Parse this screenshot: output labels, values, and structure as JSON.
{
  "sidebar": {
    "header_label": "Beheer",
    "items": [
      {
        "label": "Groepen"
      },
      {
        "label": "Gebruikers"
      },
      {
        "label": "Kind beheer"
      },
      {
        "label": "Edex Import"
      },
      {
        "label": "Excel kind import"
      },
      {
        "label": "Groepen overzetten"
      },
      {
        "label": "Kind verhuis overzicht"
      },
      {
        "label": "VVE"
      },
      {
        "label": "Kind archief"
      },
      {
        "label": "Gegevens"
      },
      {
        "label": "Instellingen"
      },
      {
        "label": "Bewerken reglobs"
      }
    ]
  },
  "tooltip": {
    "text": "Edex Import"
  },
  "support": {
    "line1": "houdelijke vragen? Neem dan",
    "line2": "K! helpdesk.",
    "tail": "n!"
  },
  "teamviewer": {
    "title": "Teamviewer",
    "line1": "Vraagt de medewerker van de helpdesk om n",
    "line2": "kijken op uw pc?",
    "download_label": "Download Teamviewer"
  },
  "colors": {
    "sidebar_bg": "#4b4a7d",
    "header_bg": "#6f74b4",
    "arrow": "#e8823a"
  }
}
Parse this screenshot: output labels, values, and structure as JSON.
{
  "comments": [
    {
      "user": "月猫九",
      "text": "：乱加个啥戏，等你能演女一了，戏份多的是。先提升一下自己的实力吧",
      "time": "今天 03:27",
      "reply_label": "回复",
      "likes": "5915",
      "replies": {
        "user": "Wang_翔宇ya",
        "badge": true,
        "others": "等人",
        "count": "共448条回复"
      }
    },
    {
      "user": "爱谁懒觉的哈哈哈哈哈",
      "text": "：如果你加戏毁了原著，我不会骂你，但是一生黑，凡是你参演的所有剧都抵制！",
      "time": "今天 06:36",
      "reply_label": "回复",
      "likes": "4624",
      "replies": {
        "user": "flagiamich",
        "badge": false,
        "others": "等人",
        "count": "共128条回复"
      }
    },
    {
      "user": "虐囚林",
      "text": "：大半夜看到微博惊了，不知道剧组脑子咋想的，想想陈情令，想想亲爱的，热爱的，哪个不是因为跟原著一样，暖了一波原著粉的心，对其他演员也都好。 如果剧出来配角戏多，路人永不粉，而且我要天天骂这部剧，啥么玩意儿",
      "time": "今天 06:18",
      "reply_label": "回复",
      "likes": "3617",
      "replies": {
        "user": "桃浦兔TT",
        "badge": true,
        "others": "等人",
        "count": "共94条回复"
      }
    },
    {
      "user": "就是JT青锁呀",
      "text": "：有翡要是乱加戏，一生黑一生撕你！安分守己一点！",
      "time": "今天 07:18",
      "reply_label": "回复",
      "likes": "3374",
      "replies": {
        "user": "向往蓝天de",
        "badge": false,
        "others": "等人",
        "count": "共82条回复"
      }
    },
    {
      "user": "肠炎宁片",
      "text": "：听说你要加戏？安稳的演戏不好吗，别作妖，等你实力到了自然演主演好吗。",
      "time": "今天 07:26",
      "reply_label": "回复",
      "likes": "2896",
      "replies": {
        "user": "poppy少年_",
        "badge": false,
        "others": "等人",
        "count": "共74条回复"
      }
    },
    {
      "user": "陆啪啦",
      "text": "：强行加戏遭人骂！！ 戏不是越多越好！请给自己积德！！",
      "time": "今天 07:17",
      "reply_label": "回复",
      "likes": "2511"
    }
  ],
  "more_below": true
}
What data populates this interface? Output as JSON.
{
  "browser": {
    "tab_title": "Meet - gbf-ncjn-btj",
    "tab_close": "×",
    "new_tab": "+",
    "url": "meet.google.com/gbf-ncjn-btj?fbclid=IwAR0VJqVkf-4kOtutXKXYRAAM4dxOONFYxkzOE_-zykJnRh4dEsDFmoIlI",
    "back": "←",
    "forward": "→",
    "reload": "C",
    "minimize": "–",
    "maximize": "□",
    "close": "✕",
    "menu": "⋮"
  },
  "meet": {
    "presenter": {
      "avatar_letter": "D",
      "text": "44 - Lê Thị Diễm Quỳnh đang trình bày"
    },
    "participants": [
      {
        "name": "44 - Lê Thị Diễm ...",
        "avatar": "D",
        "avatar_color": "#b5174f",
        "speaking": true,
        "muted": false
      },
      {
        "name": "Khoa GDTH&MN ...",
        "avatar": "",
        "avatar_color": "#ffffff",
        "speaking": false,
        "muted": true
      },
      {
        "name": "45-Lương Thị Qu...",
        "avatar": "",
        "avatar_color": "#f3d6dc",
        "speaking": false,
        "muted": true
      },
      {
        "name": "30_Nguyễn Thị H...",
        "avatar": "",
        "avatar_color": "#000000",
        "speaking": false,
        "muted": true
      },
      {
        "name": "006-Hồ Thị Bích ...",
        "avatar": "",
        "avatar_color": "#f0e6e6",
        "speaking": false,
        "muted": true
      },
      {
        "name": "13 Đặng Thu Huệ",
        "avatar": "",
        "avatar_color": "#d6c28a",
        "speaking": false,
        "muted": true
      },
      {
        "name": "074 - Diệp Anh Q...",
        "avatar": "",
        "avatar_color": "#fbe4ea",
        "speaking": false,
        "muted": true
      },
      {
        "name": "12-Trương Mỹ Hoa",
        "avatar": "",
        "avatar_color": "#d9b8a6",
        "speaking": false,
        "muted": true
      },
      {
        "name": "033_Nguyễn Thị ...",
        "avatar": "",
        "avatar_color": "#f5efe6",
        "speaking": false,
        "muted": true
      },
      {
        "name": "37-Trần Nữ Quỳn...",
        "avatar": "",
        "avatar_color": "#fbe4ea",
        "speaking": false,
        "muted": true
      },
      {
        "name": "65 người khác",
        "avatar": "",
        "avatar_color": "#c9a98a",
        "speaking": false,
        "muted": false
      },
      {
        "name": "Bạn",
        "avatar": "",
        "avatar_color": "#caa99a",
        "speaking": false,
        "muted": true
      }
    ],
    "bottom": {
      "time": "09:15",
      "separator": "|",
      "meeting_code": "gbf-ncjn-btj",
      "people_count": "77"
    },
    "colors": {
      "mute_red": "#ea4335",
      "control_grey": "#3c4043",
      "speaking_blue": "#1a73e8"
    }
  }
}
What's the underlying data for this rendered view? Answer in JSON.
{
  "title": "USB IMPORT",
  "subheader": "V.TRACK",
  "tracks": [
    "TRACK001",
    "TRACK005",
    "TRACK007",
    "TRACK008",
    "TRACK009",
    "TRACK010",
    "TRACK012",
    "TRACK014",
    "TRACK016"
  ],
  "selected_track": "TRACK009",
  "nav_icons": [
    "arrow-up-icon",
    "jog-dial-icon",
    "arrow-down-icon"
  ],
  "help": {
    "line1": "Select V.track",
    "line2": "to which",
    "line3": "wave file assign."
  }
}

※

Copy every line above in which the string "data" shows up.

> [ANSWER IN FULL]:
What data populates this interface? Output as JSON.
What's the underlying data for this rendered view? Answer in JSON.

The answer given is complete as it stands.